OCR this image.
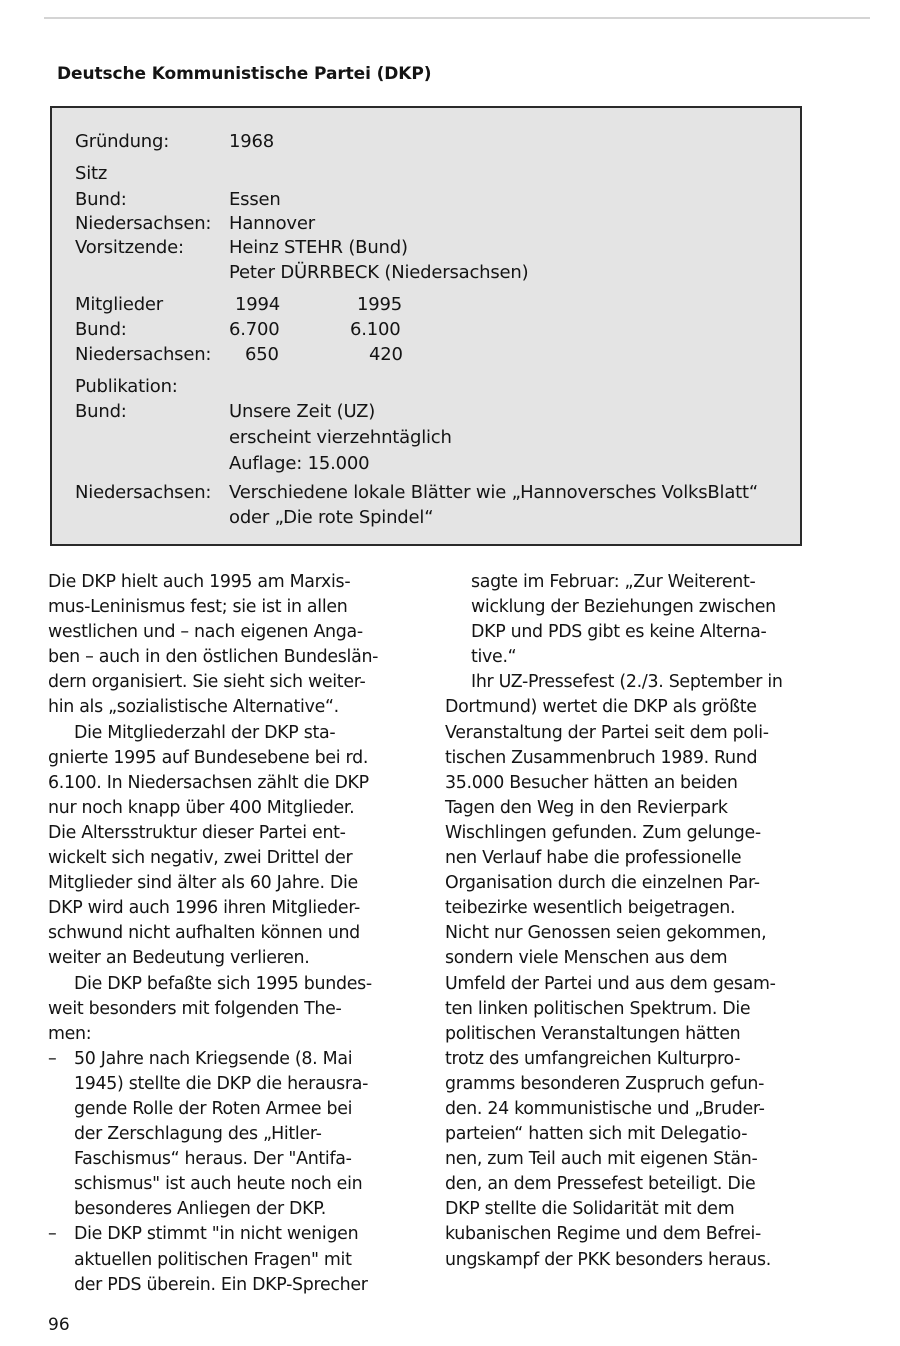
Deutsche Kommunistische Partei (DKP)
Gründung:	1968
Sitz
Bund:	Essen
Niedersachsen: Hannover
Vorsitzende:	Heinz STEHR (Bund)
Peter DÜRRBECK (Niedersachsen)
Mitglieder	1994	1995
Bund:	6.700	6.100
Niedersachsen: 650	420
Publikation:
Bund:	Unsere Zeit (UZ)
erscheint vierzehntäglich
Auflage: 15.000
Niedersachsen: Verschiedene lokale Blätter wie „Hannoversches VolksBlatt“
oder „Die rote Spindel“
Die DKP hielt auch 1995 am Marxis-
mus-Leninismus fest; sie ist in allen
westlichen und – nach eigenen Anga-
ben – auch in den östlichen Bundeslän-
dern organisiert. Sie sieht sich weiter-
hin als „sozialistische Alternative“.
Die Mitgliederzahl der DKP sta-
gnierte 1995 auf Bundesebene bei rd.
6.100. In Niedersachsen zählt die DKP
nur noch knapp über 400 Mitglieder.
Die Altersstruktur dieser Partei ent-
wickelt sich negativ, zwei Drittel der
Mitglieder sind älter als 60 Jahre. Die
DKP wird auch 1996 ihren Mitglieder-
schwund nicht aufhalten können und
weiter an Bedeutung verlieren.
Die DKP befaßte sich 1995 bundes-
weit besonders mit folgenden The-
men:
– 50 Jahre nach Kriegsende (8. Mai
1945) stellte die DKP die herausra-
gende Rolle der Roten Armee bei
der Zerschlagung des „Hitler-
Faschismus“ heraus. Der "Antifa-
schismus" ist auch heute noch ein
besonderes Anliegen der DKP.
– Die DKP stimmt "in nicht wenigen
aktuellen politischen Fragen" mit
der PDS überein. Ein DKP-Sprecher
sagte im Februar: „Zur Weiterent-
wicklung der Beziehungen zwischen
DKP und PDS gibt es keine Alterna-
tive.“
Ihr UZ-Pressefest (2./3. September in
Dortmund) wertet die DKP als größte
Veranstaltung der Partei seit dem poli-
tischen Zusammenbruch 1989. Rund
35.000 Besucher hätten an beiden
Tagen den Weg in den Revierpark
Wischlingen gefunden. Zum gelunge-
nen Verlauf habe die professionelle
Organisation durch die einzelnen Par-
teibezirke wesentlich beigetragen.
Nicht nur Genossen seien gekommen,
sondern viele Menschen aus dem
Umfeld der Partei und aus dem gesam-
ten linken politischen Spektrum. Die
politischen Veranstaltungen hätten
trotz des umfangreichen Kulturpro-
gramms besonderen Zuspruch gefun-
den. 24 kommunistische und „Bruder-
parteien“ hatten sich mit Delegatio-
nen, zum Teil auch mit eigenen Stän-
den, an dem Pressefest beteiligt. Die
DKP stellte die Solidarität mit dem
kubanischen Regime und dem Befrei-
ungskampf der PKK besonders heraus.
96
----
Write the records out once more, exactly as they appear, with no pictures.

OCR this image.
Deutsche Kommunistische Partei (DKP)
Gründung:	1968
Sitz
Bund:	Essen
Niedersachsen: Hannover
Vorsitzende:	Heinz STEHR (Bund)
Peter DÜRRBECK (Niedersachsen)
Mitglieder	1994	1995
Bund:	6.700	6.100
Niedersachsen: 650	420
Publikation:
Bund:	Unsere Zeit (UZ)
erscheint vierzehntäglich
Auflage: 15.000
Niedersachsen: Verschiedene lokale Blätter wie „Hannoversches VolksBlatt“
oder „Die rote Spindel“
Die DKP hielt auch 1995 am Marxis-
mus-Leninismus fest; sie ist in allen
westlichen und – nach eigenen Anga-
ben – auch in den östlichen Bundeslän-
dern organisiert. Sie sieht sich weiter-
hin als „sozialistische Alternative“.
Die Mitgliederzahl der DKP sta-
gnierte 1995 auf Bundesebene bei rd.
6.100. In Niedersachsen zählt die DKP
nur noch knapp über 400 Mitglieder.
Die Altersstruktur dieser Partei ent-
wickelt sich negativ, zwei Drittel der
Mitglieder sind älter als 60 Jahre. Die
DKP wird auch 1996 ihren Mitglieder-
schwund nicht aufhalten können und
weiter an Bedeutung verlieren.
Die DKP befaßte sich 1995 bundes-
weit besonders mit folgenden The-
men:
– 50 Jahre nach Kriegsende (8. Mai
1945) stellte die DKP die herausra-
gende Rolle der Roten Armee bei
der Zerschlagung des „Hitler-
Faschismus“ heraus. Der "Antifa-
schismus" ist auch heute noch ein
besonderes Anliegen der DKP.
– Die DKP stimmt "in nicht wenigen
aktuellen politischen Fragen" mit
der PDS überein. Ein DKP-Sprecher
sagte im Februar: „Zur Weiterent-
wicklung der Beziehungen zwischen
DKP und PDS gibt es keine Alterna-
tive.“
Ihr UZ-Pressefest (2./3. September in
Dortmund) wertet die DKP als größte
Veranstaltung der Partei seit dem poli-
tischen Zusammenbruch 1989. Rund
35.000 Besucher hätten an beiden
Tagen den Weg in den Revierpark
Wischlingen gefunden. Zum gelunge-
nen Verlauf habe die professionelle
Organisation durch die einzelnen Par-
teibezirke wesentlich beigetragen.
Nicht nur Genossen seien gekommen,
sondern viele Menschen aus dem
Umfeld der Partei und aus dem gesam-
ten linken politischen Spektrum. Die
politischen Veranstaltungen hätten
trotz des umfangreichen Kulturpro-
gramms besonderen Zuspruch gefun-
den. 24 kommunistische und „Bruder-
parteien“ hatten sich mit Delegatio-
nen, zum Teil auch mit eigenen Stän-
den, an dem Pressefest beteiligt. Die
DKP stellte die Solidarität mit dem
kubanischen Regime und dem Befrei-
ungskampf der PKK besonders heraus.
96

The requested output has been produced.